GIVEN EXERCISE:
Your task is to copy the material exactly.

Excerpts from a figure dataset:
○ ○ ○ ○ ○

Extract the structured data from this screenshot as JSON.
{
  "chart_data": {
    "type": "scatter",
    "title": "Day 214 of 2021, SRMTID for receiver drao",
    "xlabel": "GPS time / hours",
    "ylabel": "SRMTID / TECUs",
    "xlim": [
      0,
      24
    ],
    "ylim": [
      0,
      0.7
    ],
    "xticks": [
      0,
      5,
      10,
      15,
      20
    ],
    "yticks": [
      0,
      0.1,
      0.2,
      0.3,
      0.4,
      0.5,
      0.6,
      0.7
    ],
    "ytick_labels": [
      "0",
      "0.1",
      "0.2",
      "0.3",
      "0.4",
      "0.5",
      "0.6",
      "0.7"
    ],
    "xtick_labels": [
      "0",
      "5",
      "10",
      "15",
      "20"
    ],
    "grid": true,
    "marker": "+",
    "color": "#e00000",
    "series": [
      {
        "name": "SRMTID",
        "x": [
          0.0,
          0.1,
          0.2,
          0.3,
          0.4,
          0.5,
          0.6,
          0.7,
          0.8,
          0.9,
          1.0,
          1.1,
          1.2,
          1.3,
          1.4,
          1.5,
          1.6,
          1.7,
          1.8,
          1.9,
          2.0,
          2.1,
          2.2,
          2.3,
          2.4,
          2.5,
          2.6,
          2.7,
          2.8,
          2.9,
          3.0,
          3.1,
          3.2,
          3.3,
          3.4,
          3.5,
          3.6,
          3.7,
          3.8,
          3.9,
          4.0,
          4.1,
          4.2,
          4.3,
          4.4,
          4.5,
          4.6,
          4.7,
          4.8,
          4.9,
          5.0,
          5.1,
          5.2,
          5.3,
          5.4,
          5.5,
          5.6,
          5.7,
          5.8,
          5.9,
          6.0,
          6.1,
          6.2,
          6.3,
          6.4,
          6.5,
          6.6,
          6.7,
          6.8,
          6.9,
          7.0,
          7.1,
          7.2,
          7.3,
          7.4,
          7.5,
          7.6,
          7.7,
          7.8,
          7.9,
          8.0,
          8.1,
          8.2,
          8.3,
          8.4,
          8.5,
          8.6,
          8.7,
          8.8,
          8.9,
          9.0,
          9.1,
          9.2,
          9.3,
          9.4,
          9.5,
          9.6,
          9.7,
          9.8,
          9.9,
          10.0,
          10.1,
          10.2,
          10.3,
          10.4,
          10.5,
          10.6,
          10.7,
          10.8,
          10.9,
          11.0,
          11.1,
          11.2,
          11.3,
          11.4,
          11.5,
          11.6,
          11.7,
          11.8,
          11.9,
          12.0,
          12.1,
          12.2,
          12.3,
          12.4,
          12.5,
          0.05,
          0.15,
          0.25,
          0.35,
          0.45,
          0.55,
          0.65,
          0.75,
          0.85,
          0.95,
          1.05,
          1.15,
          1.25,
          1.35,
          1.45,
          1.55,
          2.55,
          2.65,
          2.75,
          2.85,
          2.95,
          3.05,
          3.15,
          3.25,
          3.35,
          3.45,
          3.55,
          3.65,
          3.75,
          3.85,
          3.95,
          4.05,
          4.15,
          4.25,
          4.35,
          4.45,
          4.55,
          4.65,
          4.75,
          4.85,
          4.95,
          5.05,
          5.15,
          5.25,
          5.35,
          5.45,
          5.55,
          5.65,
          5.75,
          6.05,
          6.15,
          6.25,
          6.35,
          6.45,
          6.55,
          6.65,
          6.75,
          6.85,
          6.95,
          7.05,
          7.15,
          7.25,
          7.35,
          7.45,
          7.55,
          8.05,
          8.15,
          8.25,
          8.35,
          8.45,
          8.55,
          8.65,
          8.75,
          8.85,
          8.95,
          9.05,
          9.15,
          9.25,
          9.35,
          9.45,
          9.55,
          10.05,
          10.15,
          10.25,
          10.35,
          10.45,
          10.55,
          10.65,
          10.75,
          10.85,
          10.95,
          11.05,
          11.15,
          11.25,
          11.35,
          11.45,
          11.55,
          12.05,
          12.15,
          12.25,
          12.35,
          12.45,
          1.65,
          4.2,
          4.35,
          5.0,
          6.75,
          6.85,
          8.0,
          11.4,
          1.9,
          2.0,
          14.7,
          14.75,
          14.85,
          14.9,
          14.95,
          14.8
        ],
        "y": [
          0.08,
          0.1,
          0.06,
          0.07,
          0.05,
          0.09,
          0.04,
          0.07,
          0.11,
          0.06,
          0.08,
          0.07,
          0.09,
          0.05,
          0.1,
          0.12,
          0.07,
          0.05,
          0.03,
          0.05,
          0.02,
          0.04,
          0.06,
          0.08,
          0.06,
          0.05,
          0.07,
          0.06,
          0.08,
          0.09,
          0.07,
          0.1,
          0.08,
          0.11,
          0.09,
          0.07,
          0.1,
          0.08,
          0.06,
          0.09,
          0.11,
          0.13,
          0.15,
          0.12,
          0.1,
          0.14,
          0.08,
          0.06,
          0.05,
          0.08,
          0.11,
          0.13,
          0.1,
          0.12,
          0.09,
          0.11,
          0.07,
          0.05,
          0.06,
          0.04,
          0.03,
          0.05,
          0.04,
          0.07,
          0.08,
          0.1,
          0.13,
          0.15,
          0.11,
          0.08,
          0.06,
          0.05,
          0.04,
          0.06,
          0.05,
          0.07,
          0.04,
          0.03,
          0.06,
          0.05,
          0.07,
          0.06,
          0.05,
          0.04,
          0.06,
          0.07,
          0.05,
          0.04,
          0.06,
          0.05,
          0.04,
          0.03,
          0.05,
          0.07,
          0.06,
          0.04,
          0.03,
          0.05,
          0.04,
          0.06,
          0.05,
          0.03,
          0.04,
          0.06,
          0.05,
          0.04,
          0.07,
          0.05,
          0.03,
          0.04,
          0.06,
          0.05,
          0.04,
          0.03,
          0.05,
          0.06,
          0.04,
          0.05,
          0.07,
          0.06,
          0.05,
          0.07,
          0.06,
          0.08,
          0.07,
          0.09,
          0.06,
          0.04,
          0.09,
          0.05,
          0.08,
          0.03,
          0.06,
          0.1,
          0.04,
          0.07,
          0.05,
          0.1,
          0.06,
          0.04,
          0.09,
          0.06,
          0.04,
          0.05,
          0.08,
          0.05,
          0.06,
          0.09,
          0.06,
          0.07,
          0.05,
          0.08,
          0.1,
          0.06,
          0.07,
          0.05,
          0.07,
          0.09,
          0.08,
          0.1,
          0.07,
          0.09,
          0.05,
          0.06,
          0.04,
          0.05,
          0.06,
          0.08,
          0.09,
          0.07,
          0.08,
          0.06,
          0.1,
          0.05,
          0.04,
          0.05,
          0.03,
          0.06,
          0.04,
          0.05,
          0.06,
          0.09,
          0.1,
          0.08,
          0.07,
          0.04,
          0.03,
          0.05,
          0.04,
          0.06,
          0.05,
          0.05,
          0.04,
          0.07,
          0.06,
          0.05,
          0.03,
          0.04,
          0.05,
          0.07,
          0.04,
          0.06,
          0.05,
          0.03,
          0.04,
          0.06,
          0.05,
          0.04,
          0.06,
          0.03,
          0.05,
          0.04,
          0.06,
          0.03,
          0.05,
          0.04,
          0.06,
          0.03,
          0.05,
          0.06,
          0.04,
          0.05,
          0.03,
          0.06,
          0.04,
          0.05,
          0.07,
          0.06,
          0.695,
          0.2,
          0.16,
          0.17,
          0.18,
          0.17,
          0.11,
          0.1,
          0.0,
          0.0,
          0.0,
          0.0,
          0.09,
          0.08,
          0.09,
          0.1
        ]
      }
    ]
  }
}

○ ○ ○ ○ ○

WORKED SOLUTION:
Extract the structured data from this screenshot as JSON.
{
  "chart_data": {
    "type": "scatter",
    "title": "Day 214 of 2021, SRMTID for receiver drao",
    "xlabel": "GPS time / hours",
    "ylabel": "SRMTID / TECUs",
    "xlim": [
      0,
      24
    ],
    "ylim": [
      0,
      0.7
    ],
    "xticks": [
      0,
      5,
      10,
      15,
      20
    ],
    "yticks": [
      0,
      0.1,
      0.2,
      0.3,
      0.4,
      0.5,
      0.6,
      0.7
    ],
    "ytick_labels": [
      "0",
      "0.1",
      "0.2",
      "0.3",
      "0.4",
      "0.5",
      "0.6",
      "0.7"
    ],
    "xtick_labels": [
      "0",
      "5",
      "10",
      "15",
      "20"
    ],
    "grid": true,
    "marker": "+",
    "color": "#e00000",
    "series": [
      {
        "name": "SRMTID",
        "x": [
          0.0,
          0.1,
          0.2,
          0.3,
          0.4,
          0.5,
          0.6,
          0.7,
          0.8,
          0.9,
          1.0,
          1.1,
          1.2,
          1.3,
          1.4,
          1.5,
          1.6,
          1.7,
          1.8,
          1.9,
          2.0,
          2.1,
          2.2,
          2.3,
          2.4,
          2.5,
          2.6,
          2.7,
          2.8,
          2.9,
          3.0,
          3.1,
          3.2,
          3.3,
          3.4,
          3.5,
          3.6,
          3.7,
          3.8,
          3.9,
          4.0,
          4.1,
          4.2,
          4.3,
          4.4,
          4.5,
          4.6,
          4.7,
          4.8,
          4.9,
          5.0,
          5.1,
          5.2,
          5.3,
          5.4,
          5.5,
          5.6,
          5.7,
          5.8,
          5.9,
          6.0,
          6.1,
          6.2,
          6.3,
          6.4,
          6.5,
          6.6,
          6.7,
          6.8,
          6.9,
          7.0,
          7.1,
          7.2,
          7.3,
          7.4,
          7.5,
          7.6,
          7.7,
          7.8,
          7.9,
          8.0,
          8.1,
          8.2,
          8.3,
          8.4,
          8.5,
          8.6,
          8.7,
          8.8,
          8.9,
          9.0,
          9.1,
          9.2,
          9.3,
          9.4,
          9.5,
          9.6,
          9.7,
          9.8,
          9.9,
          10.0,
          10.1,
          10.2,
          10.3,
          10.4,
          10.5,
          10.6,
          10.7,
          10.8,
          10.9,
          11.0,
          11.1,
          11.2,
          11.3,
          11.4,
          11.5,
          11.6,
          11.7,
          11.8,
          11.9,
          12.0,
          12.1,
          12.2,
          12.3,
          12.4,
          12.5,
          0.05,
          0.15,
          0.25,
          0.35,
          0.45,
          0.55,
          0.65,
          0.75,
          0.85,
          0.95,
          1.05,
          1.15,
          1.25,
          1.35,
          1.45,
          1.55,
          2.55,
          2.65,
          2.75,
          2.85,
          2.95,
          3.05,
          3.15,
          3.25,
          3.35,
          3.45,
          3.55,
          3.65,
          3.75,
          3.85,
          3.95,
          4.05,
          4.15,
          4.25,
          4.35,
          4.45,
          4.55,
          4.65,
          4.75,
          4.85,
          4.95,
          5.05,
          5.15,
          5.25,
          5.35,
          5.45,
          5.55,
          5.65,
          5.75,
          6.05,
          6.15,
          6.25,
          6.35,
          6.45,
          6.55,
          6.65,
          6.75,
          6.85,
          6.95,
          7.05,
          7.15,
          7.25,
          7.35,
          7.45,
          7.55,
          8.05,
          8.15,
          8.25,
          8.35,
          8.45,
          8.55,
          8.65,
          8.75,
          8.85,
          8.95,
          9.05,
          9.15,
          9.25,
          9.35,
          9.45,
          9.55,
          10.05,
          10.15,
          10.25,
          10.35,
          10.45,
          10.55,
          10.65,
          10.75,
          10.85,
          10.95,
          11.05,
          11.15,
          11.25,
          11.35,
          11.45,
          11.55,
          12.05,
          12.15,
          12.25,
          12.35,
          12.45,
          1.65,
          4.2,
          4.35,
          5.0,
          6.75,
          6.85,
          8.0,
          11.4,
          1.9,
          2.0,
          14.7,
          14.75,
          14.85,
          14.9,
          14.95,
          14.8
        ],
        "y": [
          0.08,
          0.1,
          0.06,
          0.07,
          0.05,
          0.09,
          0.04,
          0.07,
          0.11,
          0.06,
          0.08,
          0.07,
          0.09,
          0.05,
          0.1,
          0.12,
          0.07,
          0.05,
          0.03,
          0.05,
          0.02,
          0.04,
          0.06,
          0.08,
          0.06,
          0.05,
          0.07,
          0.06,
          0.08,
          0.09,
          0.07,
          0.1,
          0.08,
          0.11,
          0.09,
          0.07,
          0.1,
          0.08,
          0.06,
          0.09,
          0.11,
          0.13,
          0.15,
          0.12,
          0.1,
          0.14,
          0.08,
          0.06,
          0.05,
          0.08,
          0.11,
          0.13,
          0.1,
          0.12,
          0.09,
          0.11,
          0.07,
          0.05,
          0.06,
          0.04,
          0.03,
          0.05,
          0.04,
          0.07,
          0.08,
          0.1,
          0.13,
          0.15,
          0.11,
          0.08,
          0.06,
          0.05,
          0.04,
          0.06,
          0.05,
          0.07,
          0.04,
          0.03,
          0.06,
          0.05,
          0.07,
          0.06,
          0.05,
          0.04,
          0.06,
          0.07,
          0.05,
          0.04,
          0.06,
          0.05,
          0.04,
          0.03,
          0.05,
          0.07,
          0.06,
          0.04,
          0.03,
          0.05,
          0.04,
          0.06,
          0.05,
          0.03,
          0.04,
          0.06,
          0.05,
          0.04,
          0.07,
          0.05,
          0.03,
          0.04,
          0.06,
          0.05,
          0.04,
          0.03,
          0.05,
          0.06,
          0.04,
          0.05,
          0.07,
          0.06,
          0.05,
          0.07,
          0.06,
          0.08,
          0.07,
          0.09,
          0.06,
          0.04,
          0.09,
          0.05,
          0.08,
          0.03,
          0.06,
          0.1,
          0.04,
          0.07,
          0.05,
          0.1,
          0.06,
          0.04,
          0.09,
          0.06,
          0.04,
          0.05,
          0.08,
          0.05,
          0.06,
          0.09,
          0.06,
          0.07,
          0.05,
          0.08,
          0.1,
          0.06,
          0.07,
          0.05,
          0.07,
          0.09,
          0.08,
          0.1,
          0.07,
          0.09,
          0.05,
          0.06,
          0.04,
          0.05,
          0.06,
          0.08,
          0.09,
          0.07,
          0.08,
          0.06,
          0.1,
          0.05,
          0.04,
          0.05,
          0.03,
          0.06,
          0.04,
          0.05,
          0.06,
          0.09,
          0.1,
          0.08,
          0.07,
          0.04,
          0.03,
          0.05,
          0.04,
          0.06,
          0.05,
          0.05,
          0.04,
          0.07,
          0.06,
          0.05,
          0.03,
          0.04,
          0.05,
          0.07,
          0.04,
          0.06,
          0.05,
          0.03,
          0.04,
          0.06,
          0.05,
          0.04,
          0.06,
          0.03,
          0.05,
          0.04,
          0.06,
          0.03,
          0.05,
          0.04,
          0.06,
          0.03,
          0.05,
          0.06,
          0.04,
          0.05,
          0.03,
          0.06,
          0.04,
          0.05,
          0.07,
          0.06,
          0.695,
          0.2,
          0.16,
          0.17,
          0.18,
          0.17,
          0.11,
          0.1,
          0.0,
          0.0,
          0.0,
          0.0,
          0.09,
          0.08,
          0.09,
          0.1
        ]
      }
    ]
  }
}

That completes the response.